## Stated goal
Which lines contain the string "request"? Please list every one of them.

(Entries from a visual dataset)
□ □ □ □ □ □ □

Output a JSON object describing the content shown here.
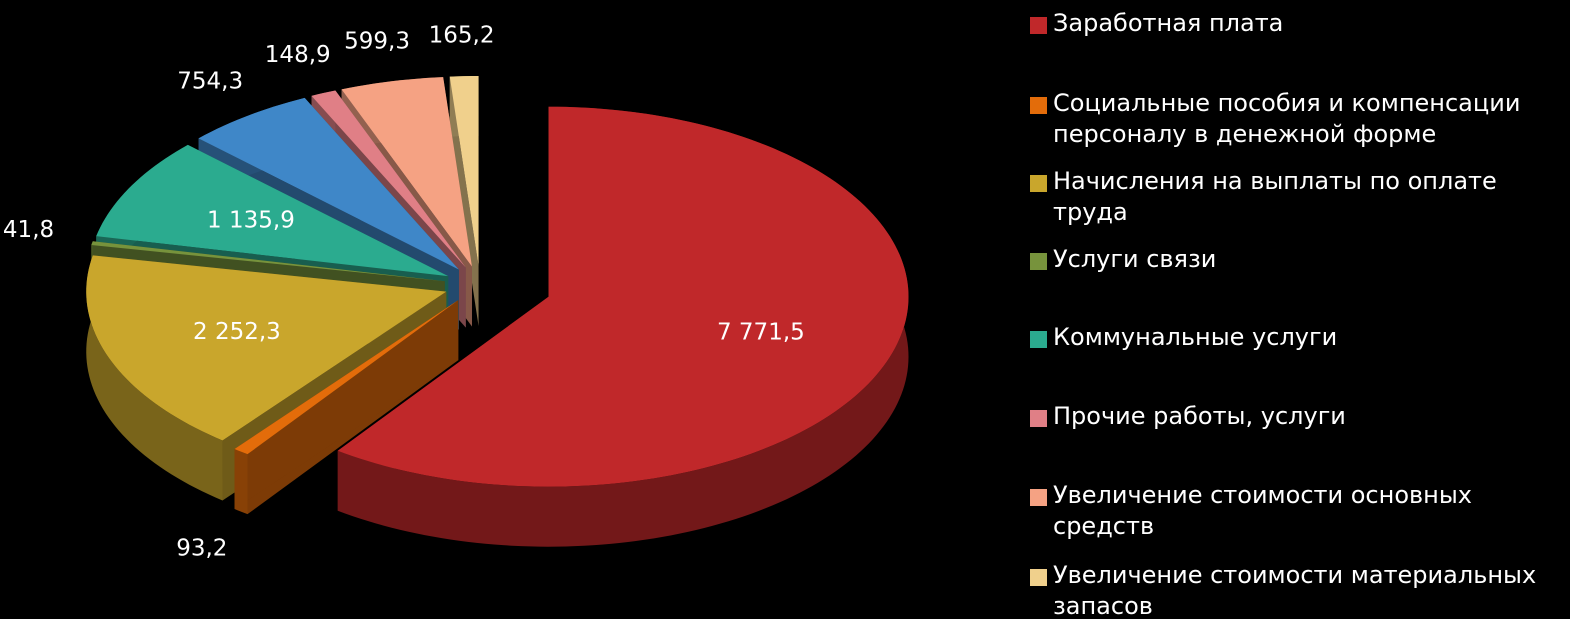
{
  "chart_data": {
    "type": "pie3d",
    "categories": [
      "Заработная плата",
      "Социальные пособия и компенсации персоналу в денежной форме",
      "Начисления на выплаты по оплате труда",
      "Услуги связи",
      "Коммунальные услуги",
      null,
      "Прочие работы, услуги",
      "Увеличение стоимости основных средств",
      "Увеличение стоимости материальных запасов"
    ],
    "values": [
      7771.5,
      93.2,
      2252.3,
      41.8,
      1135.9,
      754.3,
      148.9,
      599.3,
      165.2
    ],
    "value_labels": [
      "7 771,5",
      "93,2",
      "2 252,3",
      "41,8",
      "1 135,9",
      "754,3",
      "148,9",
      "599,3",
      "165,2"
    ],
    "colors": [
      "#c0282a",
      "#e36c0a",
      "#c9a62c",
      "#77933c",
      "#2bab8f",
      "#3f87c8",
      "#e07f86",
      "#f5a283",
      "#f0d08c"
    ],
    "legend": "right"
  }
}
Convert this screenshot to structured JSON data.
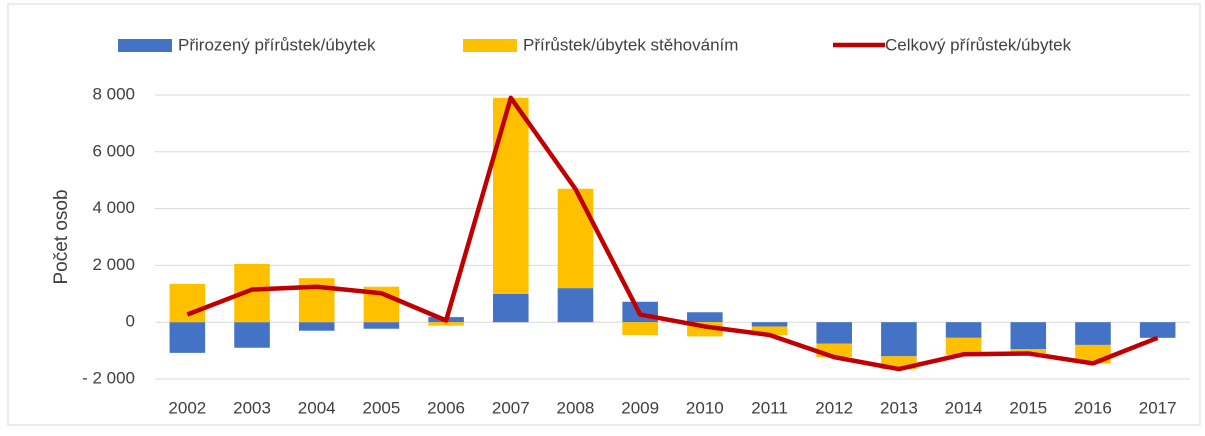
{
  "chart_data": {
    "type": "bar",
    "stacked": true,
    "y_label": "Počet osob",
    "categories": [
      "2002",
      "2003",
      "2004",
      "2005",
      "2006",
      "2007",
      "2008",
      "2009",
      "2010",
      "2011",
      "2012",
      "2013",
      "2014",
      "2015",
      "2016",
      "2017"
    ],
    "series": [
      {
        "name": "Přirozený přírůstek/úbytek",
        "type": "bar",
        "color": "#4472c4",
        "values": [
          -1080,
          -900,
          -300,
          -230,
          180,
          1000,
          1200,
          720,
          350,
          -150,
          -750,
          -1200,
          -550,
          -950,
          -800,
          -550
        ]
      },
      {
        "name": "Přírůstek/úbytek stěhováním",
        "type": "bar",
        "color": "#ffc000",
        "values": [
          1350,
          2050,
          1550,
          1250,
          -120,
          6900,
          3500,
          -450,
          -500,
          -300,
          -480,
          -450,
          -600,
          -150,
          -650,
          0
        ]
      },
      {
        "name": "Celkový přírůstek/úbytek",
        "type": "line",
        "color": "#c00000",
        "values": [
          270,
          1150,
          1250,
          1020,
          60,
          7900,
          4690,
          270,
          -150,
          -450,
          -1230,
          -1650,
          -1130,
          -1100,
          -1450,
          -550
        ]
      }
    ],
    "ylim": [
      -2000,
      8000
    ],
    "yticks": [
      {
        "value": -2000,
        "label": "- 2 000"
      },
      0,
      {
        "value": 2000,
        "label": "2 000"
      },
      {
        "value": 4000,
        "label": "4 000"
      },
      {
        "value": 6000,
        "label": "6 000"
      },
      {
        "value": 8000,
        "label": "8 000"
      }
    ],
    "grid": true,
    "legend": "top"
  }
}
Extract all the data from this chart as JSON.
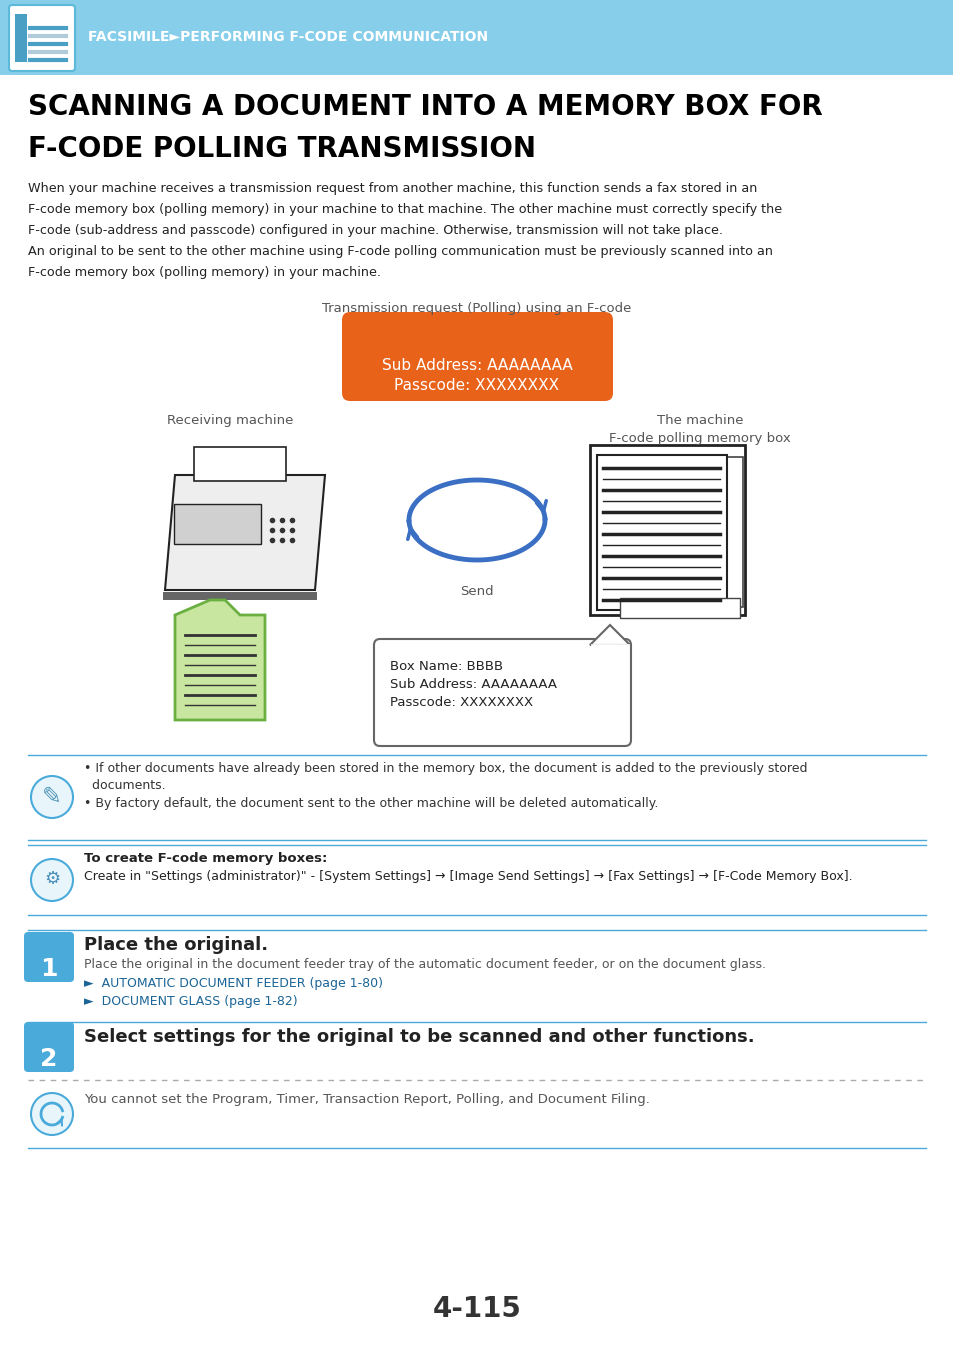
{
  "bg_color": "#ffffff",
  "header_bg": "#87CEEB",
  "header_text": "FACSIMILE►FACSIMILE►PERFORMING F-CODE COMMUNICATION",
  "header_text_clean": "FACSIMILE►PERFORMING F-CODE COMMUNICATION",
  "header_text_color": "#ffffff",
  "title_line1": "SCANNING A DOCUMENT INTO A MEMORY BOX FOR",
  "title_line2": "F-CODE POLLING TRANSMISSION",
  "title_color": "#000000",
  "body_text_lines": [
    "When your machine receives a transmission request from another machine, this function sends a fax stored in an",
    "F-code memory box (polling memory) in your machine to that machine. The other machine must correctly specify the",
    "F-code (sub-address and passcode) configured in your machine. Otherwise, transmission will not take place.",
    "An original to be sent to the other machine using F-code polling communication must be previously scanned into an",
    "F-code memory box (polling memory) in your machine."
  ],
  "diagram_caption": "Transmission request (Polling) using an F-code",
  "orange_box_line1": "Sub Address: AAAAAAAA",
  "orange_box_line2": "Passcode: XXXXXXXX",
  "orange_box_color": "#E8621A",
  "orange_box_text_color": "#ffffff",
  "label_receiving": "Receiving machine",
  "label_machine": "The machine",
  "label_memory_box": "F-code polling memory box",
  "label_send": "Send",
  "info_box_line1": "Box Name: BBBB",
  "info_box_line2": "Sub Address: AAAAAAAA",
  "info_box_line3": "Passcode: XXXXXXXX",
  "note1a": "• If other documents have already been stored in the memory box, the document is added to the previously stored",
  "note1b": "  documents.",
  "note2": "• By factory default, the document sent to the other machine will be deleted automatically.",
  "warning_title": "To create F-code memory boxes:",
  "warning_text": "Create in \"Settings (administrator)\" - [System Settings] → [Image Send Settings] → [Fax Settings] → [F-Code Memory Box].",
  "step1_num": "1",
  "step1_title": "Place the original.",
  "step1_body": "Place the original in the document feeder tray of the automatic document feeder, or on the document glass.",
  "step1_link1": "►  AUTOMATIC DOCUMENT FEEDER (page 1-80)",
  "step1_link2": "►  DOCUMENT GLASS (page 1-82)",
  "step2_num": "2",
  "step2_title": "Select settings for the original to be scanned and other functions.",
  "step2_note": "You cannot set the Program, Timer, Transaction Report, Polling, and Document Filing.",
  "page_number": "4-115",
  "link_color": "#1a6496",
  "step_num_bg": "#4aabdb",
  "step_num_color": "#ffffff",
  "arrow_color": "#3a6fc4",
  "line_color": "#4aabdb",
  "text_dark": "#333333",
  "text_mid": "#555555"
}
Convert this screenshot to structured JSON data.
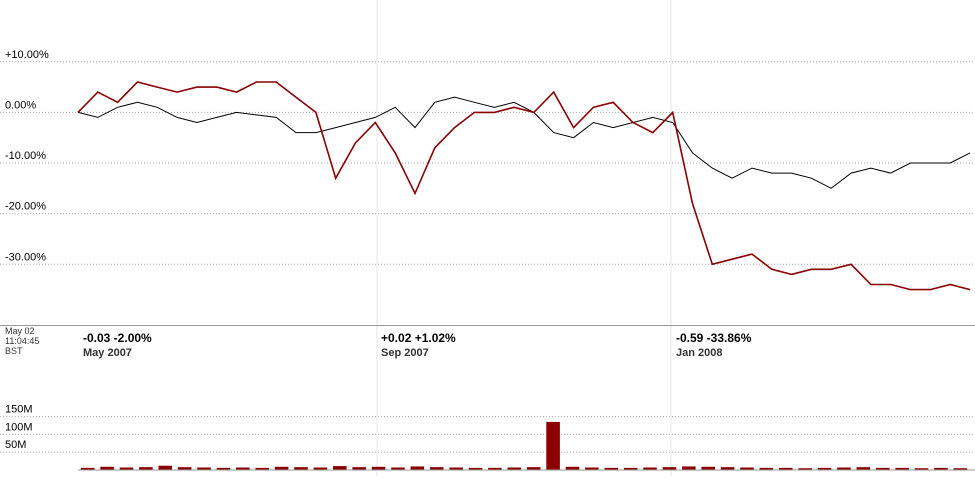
{
  "status": {
    "date": "May 02",
    "time": "11:04:45",
    "zone": "BST"
  },
  "periods": [
    {
      "change": "-0.03 -2.00%",
      "label": "May 2007",
      "color": "#cc0000"
    },
    {
      "change": "+0.02 +1.02%",
      "label": "Sep 2007",
      "color": "#339900"
    },
    {
      "change": "-0.59 -33.86%",
      "label": "Jan 2008",
      "color": "#cc0000"
    }
  ],
  "chart_data": [
    {
      "type": "line",
      "grid": true,
      "ylim": [
        -42,
        22
      ],
      "yticks": [
        {
          "value": 10,
          "label": "+10.00%"
        },
        {
          "value": 0,
          "label": "0.00%"
        },
        {
          "value": -10,
          "label": "-10.00%"
        },
        {
          "value": -20,
          "label": "-20.00%"
        },
        {
          "value": -30,
          "label": "-30.00%"
        }
      ],
      "series": [
        {
          "color": "#000000",
          "values": [
            0,
            -1,
            1,
            2,
            1,
            -1,
            -2,
            -1,
            0,
            -0.5,
            -1,
            -4,
            -4,
            -3,
            -2,
            -1,
            1,
            -3,
            2,
            3,
            2,
            1,
            2,
            0,
            -4,
            -5,
            -2,
            -3,
            -2,
            -1,
            -2,
            -8,
            -11,
            -13,
            -11,
            -12,
            -12,
            -13,
            -15,
            -12,
            -11,
            -12,
            -10,
            -10,
            -10,
            -8
          ]
        },
        {
          "color": "#8b0000",
          "values": [
            0,
            4,
            2,
            6,
            5,
            4,
            5,
            5,
            4,
            6,
            6,
            3,
            0,
            -13,
            -6,
            -2,
            -8,
            -16,
            -7,
            -3,
            0,
            0,
            1,
            0,
            4,
            -3,
            1,
            2,
            -2,
            -4,
            0,
            -18,
            -30,
            -29,
            -28,
            -31,
            -32,
            -31,
            -31,
            -30,
            -34,
            -34,
            -35,
            -35,
            -34,
            -35
          ]
        }
      ]
    },
    {
      "type": "bar",
      "grid": true,
      "color": "#8b0000",
      "ylim": [
        0,
        160000000
      ],
      "yticks": [
        {
          "value": 150000000,
          "label": "150M"
        },
        {
          "value": 100000000,
          "label": "100M"
        },
        {
          "value": 50000000,
          "label": "50M"
        }
      ],
      "values": [
        6000000.0,
        9000000.0,
        7000000.0,
        8000000.0,
        12000000.0,
        8000000.0,
        7000000.0,
        6000000.0,
        7000000.0,
        6000000.0,
        9000000.0,
        8000000.0,
        7000000.0,
        11000000.0,
        8000000.0,
        9000000.0,
        7000000.0,
        10000000.0,
        8000000.0,
        7000000.0,
        6000000.0,
        6000000.0,
        7000000.0,
        8000000.0,
        135000000.0,
        9000000.0,
        7000000.0,
        6000000.0,
        6000000.0,
        7000000.0,
        8000000.0,
        10000000.0,
        9000000.0,
        8000000.0,
        7000000.0,
        6000000.0,
        6000000.0,
        5000000.0,
        6000000.0,
        7000000.0,
        8000000.0,
        6000000.0,
        6000000.0,
        5000000.0,
        6000000.0,
        5000000.0
      ]
    }
  ]
}
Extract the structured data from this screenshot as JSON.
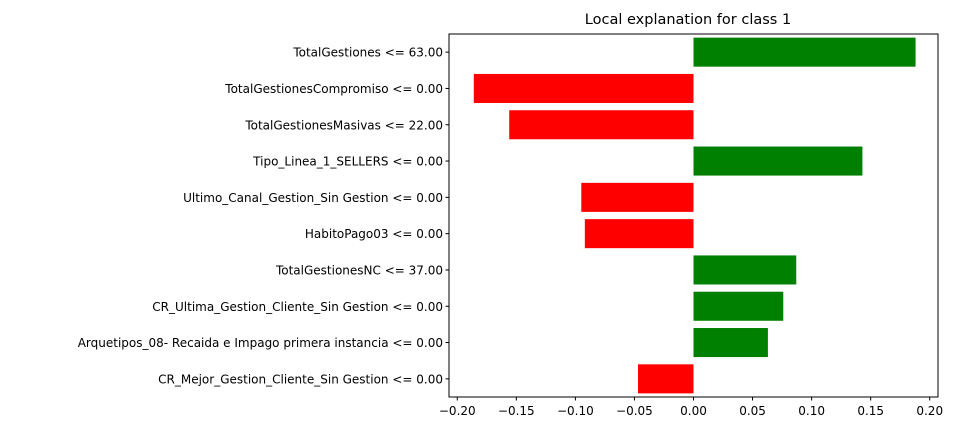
{
  "chart_data": {
    "type": "bar",
    "orientation": "horizontal",
    "title": "Local explanation for class 1",
    "xlabel": "",
    "ylabel": "",
    "xlim": [
      -0.207,
      0.207
    ],
    "xticks": [
      -0.2,
      -0.15,
      -0.1,
      -0.05,
      0.0,
      0.05,
      0.1,
      0.15,
      0.2
    ],
    "xtick_labels": [
      "−0.20",
      "−0.15",
      "−0.10",
      "−0.05",
      "0.00",
      "0.05",
      "0.10",
      "0.15",
      "0.20"
    ],
    "grid": false,
    "positive_color": "#008000",
    "negative_color": "#ff0000",
    "categories": [
      "TotalGestiones <= 63.00",
      "TotalGestionesCompromiso <= 0.00",
      "TotalGestionesMasivas <= 22.00",
      "Tipo_Linea_1_SELLERS <= 0.00",
      "Ultimo_Canal_Gestion_Sin Gestion <= 0.00",
      "HabitoPago03 <= 0.00",
      "TotalGestionesNC <= 37.00",
      "CR_Ultima_Gestion_Cliente_Sin Gestion <= 0.00",
      "Arquetipos_08- Recaida e Impago primera instancia <= 0.00",
      "CR_Mejor_Gestion_Cliente_Sin Gestion <= 0.00"
    ],
    "values": [
      0.188,
      -0.186,
      -0.156,
      0.143,
      -0.095,
      -0.092,
      0.087,
      0.076,
      0.063,
      -0.047
    ]
  }
}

□ □ □ □ □ □ □

## Task response
    "When your machine receives a transmission request from another machine, this function sends a fax stored in an",
  "diagram_caption": "Transmission request (Polling) using an F-code",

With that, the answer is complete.